(begin)

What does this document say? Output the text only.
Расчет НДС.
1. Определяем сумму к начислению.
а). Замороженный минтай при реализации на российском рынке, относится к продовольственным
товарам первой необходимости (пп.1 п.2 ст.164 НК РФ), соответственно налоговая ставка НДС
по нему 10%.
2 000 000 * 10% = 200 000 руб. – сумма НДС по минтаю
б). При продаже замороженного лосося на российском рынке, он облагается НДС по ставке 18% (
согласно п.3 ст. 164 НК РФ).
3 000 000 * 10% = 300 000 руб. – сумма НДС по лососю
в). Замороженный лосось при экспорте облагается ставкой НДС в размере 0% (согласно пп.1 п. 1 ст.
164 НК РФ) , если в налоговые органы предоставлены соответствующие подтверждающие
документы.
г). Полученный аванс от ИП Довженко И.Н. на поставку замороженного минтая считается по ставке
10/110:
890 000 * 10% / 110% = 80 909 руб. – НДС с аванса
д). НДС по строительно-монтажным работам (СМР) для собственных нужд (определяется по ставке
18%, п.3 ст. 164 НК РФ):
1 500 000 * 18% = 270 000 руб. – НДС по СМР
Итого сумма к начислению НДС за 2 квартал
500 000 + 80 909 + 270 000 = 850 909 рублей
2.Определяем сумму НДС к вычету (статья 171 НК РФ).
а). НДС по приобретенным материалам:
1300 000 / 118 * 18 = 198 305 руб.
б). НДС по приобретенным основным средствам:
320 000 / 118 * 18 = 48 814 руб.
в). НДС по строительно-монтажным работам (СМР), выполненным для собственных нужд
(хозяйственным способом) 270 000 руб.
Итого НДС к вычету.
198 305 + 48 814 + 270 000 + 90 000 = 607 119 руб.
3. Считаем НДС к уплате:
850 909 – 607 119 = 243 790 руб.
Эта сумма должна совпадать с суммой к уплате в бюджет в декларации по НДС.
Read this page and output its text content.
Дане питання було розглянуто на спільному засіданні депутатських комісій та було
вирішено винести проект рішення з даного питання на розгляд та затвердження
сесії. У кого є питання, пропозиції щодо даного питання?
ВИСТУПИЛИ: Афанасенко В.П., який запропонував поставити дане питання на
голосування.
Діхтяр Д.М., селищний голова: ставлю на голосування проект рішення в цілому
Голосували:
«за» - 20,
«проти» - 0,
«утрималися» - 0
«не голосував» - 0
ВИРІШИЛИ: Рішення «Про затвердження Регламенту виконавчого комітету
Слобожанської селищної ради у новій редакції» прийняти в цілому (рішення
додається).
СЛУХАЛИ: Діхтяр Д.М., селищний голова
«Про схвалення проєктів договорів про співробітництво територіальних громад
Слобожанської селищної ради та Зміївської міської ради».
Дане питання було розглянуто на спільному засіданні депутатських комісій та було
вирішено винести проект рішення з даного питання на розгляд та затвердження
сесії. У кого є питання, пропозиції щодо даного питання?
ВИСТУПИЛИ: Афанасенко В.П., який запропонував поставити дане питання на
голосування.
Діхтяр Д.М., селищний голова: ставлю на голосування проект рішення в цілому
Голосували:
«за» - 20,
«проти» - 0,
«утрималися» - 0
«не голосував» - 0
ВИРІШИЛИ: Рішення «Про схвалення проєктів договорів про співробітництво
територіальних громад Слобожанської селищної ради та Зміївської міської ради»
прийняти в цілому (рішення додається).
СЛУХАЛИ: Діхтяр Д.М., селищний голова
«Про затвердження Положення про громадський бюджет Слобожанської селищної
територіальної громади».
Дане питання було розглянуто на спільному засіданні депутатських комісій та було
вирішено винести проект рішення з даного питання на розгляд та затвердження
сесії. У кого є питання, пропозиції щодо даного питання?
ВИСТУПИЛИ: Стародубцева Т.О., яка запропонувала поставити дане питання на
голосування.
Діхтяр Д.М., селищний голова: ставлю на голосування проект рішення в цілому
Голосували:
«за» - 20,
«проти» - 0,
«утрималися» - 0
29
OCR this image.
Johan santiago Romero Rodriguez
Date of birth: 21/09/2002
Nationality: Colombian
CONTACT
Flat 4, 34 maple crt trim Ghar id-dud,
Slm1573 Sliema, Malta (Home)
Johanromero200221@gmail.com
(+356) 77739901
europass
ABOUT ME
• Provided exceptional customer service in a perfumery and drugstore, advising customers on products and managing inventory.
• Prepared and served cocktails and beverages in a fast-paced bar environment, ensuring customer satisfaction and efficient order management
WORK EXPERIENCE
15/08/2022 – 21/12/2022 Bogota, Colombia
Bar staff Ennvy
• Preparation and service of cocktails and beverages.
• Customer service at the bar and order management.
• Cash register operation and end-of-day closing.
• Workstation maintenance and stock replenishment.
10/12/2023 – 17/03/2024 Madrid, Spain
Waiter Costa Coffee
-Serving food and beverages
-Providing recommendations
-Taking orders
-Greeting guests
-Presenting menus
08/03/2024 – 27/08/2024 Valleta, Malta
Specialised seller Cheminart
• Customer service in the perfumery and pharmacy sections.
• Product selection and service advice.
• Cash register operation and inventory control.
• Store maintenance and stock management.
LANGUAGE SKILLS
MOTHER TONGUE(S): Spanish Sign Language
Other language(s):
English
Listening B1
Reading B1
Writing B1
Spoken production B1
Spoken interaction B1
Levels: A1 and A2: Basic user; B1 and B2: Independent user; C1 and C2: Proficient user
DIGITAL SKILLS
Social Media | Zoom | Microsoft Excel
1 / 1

(end)

[Aim of the exercise] Starting at the line that contains "OCR this image.", print every line through the end of the listing, word for word. Leave out all the rest.

[Exercise solution]
OCR this image.
Johan santiago Romero Rodriguez
Date of birth: 21/09/2002
Nationality: Colombian
CONTACT
Flat 4, 34 maple crt trim Ghar id-dud,
Slm1573 Sliema, Malta (Home)
Johanromero200221@gmail.com
(+356) 77739901
europass
ABOUT ME
• Provided exceptional customer service in a perfumery and drugstore, advising customers on products and managing inventory.
• Prepared and served cocktails and beverages in a fast-paced bar environment, ensuring customer satisfaction and efficient order management
WORK EXPERIENCE
15/08/2022 – 21/12/2022 Bogota, Colombia
Bar staff Ennvy
• Preparation and service of cocktails and beverages.
• Customer service at the bar and order management.
• Cash register operation and end-of-day closing.
• Workstation maintenance and stock replenishment.
10/12/2023 – 17/03/2024 Madrid, Spain
Waiter Costa Coffee
-Serving food and beverages
-Providing recommendations
-Taking orders
-Greeting guests
-Presenting menus
08/03/2024 – 27/08/2024 Valleta, Malta
Specialised seller Cheminart
• Customer service in the perfumery and pharmacy sections.
• Product selection and service advice.
• Cash register operation and inventory control.
• Store maintenance and stock management.
LANGUAGE SKILLS
MOTHER TONGUE(S): Spanish Sign Language
Other language(s):
English
Listening B1
Reading B1
Writing B1
Spoken production B1
Spoken interaction B1
Levels: A1 and A2: Basic user; B1 and B2: Independent user; C1 and C2: Proficient user
DIGITAL SKILLS
Social Media | Zoom | Microsoft Excel
1 / 1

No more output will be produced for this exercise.